• [CONSIGNES]:
(a) D'après le texte sur le Certificat d'Études de Base, combien de pages Le Soir publie-t-il chaque jour pour préparer les élèves à cet examen ?
(b) Poursuivez le texte sur le Certificat d'Études de Base à partir de sa dernière phrase.

• [TEXTE]:
En Belgique, les élèves terminent leurs études primaires (6-12 ans) par un examen externe concocté par le Ministère de l’Éducation : le Certificat d’Études de Base (le CEB).

Se crée-t-il donc en Belgique un nouveau CEB ? Un Centre d’Entrainement au Bachotage ? Lancé d’abord par la maison d’éditions De Boeck (avec exercices et tout le toutime), l’idée est reprise par le journal Le Soir (Vers l’Avenir l’avait devancé sur ce plan en 2013 !) qui, depuis ce lundi 12 mai, publie quotidiennement jusqu’au vendredi 16, quatre pages intitulées « Objectif CEB » avec des exercices adéquats pour se préparer au CEB en math, en sciences, en français, en histoire et en géographie.
En bonus, on a les corrigés des exercices (au cas où les parents n’arriveraient pas à répondre à certaines questions).
Car ce sont les parents – enfin, ceux qui lisent le journal… – qui vont se jeter sur cette manne pour préparer leurs rejetons à l’obtention du parchemin tant convoité.
Et ce sont les enfants concernés – enfin ceux qui ont des parents qui lisent le journal… – qui vont être contraints durant le mois de mai et au-delà, à se mesurer à cette épreuve au lieu de profiter pleinement du soleil qui arrive et de la nature en fête.
De telles pratiques mènent à un bachotage qui va « à l’encontre de la construction d’une compétence, qui suppose une adaptation à des situations variées, dont la configuration ne dicte pas immédiatement les opérations à effectuer. » (*)
Car de quoi s’agit-il en fait ? Tout simplement de « réussir » le CEB. Et pour réussir le CEB, c’est bien connu, il suffit de réussir les épreuves proposées les années précédentes ou, comme c’est le cas dans Le Soir de cette année, de réussir des exercices semblables, apparemment concoctés par quelques enseignants du primaire, en suivant les critères qui président à leur élaboration habituelle et en respectant leur forme et leur style…
Le but des études primaires, l’objectif ultime pour un élève, est-il de réussir les épreuves du Certificat d’Études de Base ou est-il d’apprendre à lire, écrire, mathématiser et grâce à ces outils, de s’ouvrir au monde, de tenter de mieux le comprendre et d’y chercher sa voie ? Le CEB, tel qu’il est conçu, ne correspond pas à ce dernier objectif. C’est surtout un outil de contrôle global qui délivre un sésame aux élèves du primaire pour entrer dans le secondaire.

Données extraites d'un jeu de données:
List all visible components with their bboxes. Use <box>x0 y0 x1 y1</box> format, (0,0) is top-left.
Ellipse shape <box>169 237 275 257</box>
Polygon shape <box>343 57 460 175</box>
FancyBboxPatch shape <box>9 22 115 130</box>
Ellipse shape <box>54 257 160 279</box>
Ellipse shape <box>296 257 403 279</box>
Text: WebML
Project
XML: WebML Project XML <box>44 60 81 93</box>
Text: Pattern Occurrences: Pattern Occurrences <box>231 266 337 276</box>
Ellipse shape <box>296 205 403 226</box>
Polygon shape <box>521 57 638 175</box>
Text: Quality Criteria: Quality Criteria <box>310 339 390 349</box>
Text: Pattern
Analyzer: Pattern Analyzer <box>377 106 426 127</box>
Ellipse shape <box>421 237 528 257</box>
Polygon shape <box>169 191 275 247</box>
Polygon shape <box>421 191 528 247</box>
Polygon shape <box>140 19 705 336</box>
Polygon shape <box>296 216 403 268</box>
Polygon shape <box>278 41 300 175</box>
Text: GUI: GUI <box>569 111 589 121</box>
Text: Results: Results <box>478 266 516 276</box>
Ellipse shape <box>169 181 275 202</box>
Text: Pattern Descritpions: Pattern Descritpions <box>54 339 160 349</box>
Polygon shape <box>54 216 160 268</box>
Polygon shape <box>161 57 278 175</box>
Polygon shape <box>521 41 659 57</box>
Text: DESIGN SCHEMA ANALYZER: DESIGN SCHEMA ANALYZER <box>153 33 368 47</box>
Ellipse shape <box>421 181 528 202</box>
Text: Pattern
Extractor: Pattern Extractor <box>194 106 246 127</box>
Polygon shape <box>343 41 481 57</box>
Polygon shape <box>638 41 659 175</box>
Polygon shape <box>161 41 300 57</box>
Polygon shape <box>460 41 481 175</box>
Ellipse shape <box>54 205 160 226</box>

• [CORRIGÉS]:
(a) Quatre pages, intitulées « Objectif CEB ».

(b)
De plus, il déresponsabilise les enseignants (surtout ceux des deux dernières années) face à cette échéance. Les enseignants sont des professionnels, ils sont capables de se rendre compte si leurs élèves sont mûrs ou pas pour le secondaire (surtout s’ils les ont accompagnés lors de leurs deux dernières années). Même sans examen, en fin de sixième, ils sont en mesure de reconnaitre ceux qu’ils peuvent confier à leurs collègues du secondaire.
La seule consolation qu’ils ont, à ce stade, c’est qu’ils peuvent redonner une chance à des élèves ayant « raté »le CEB pour des raisons fortuites ou… fondamentales (si j’ose dire), mais qui à leurs yeux se sont révélés compétents dans leur classe.
Maigre consolation… !
Comment et par quoi remplacer cette grande épreuve imposée à nos élèves ?
Les idées ne manquent pourtant pas. Cela fait longtemps, entre autres, que des écoles dites « nouvelles » organisent le chef-d’œuvre en fin de sixième année.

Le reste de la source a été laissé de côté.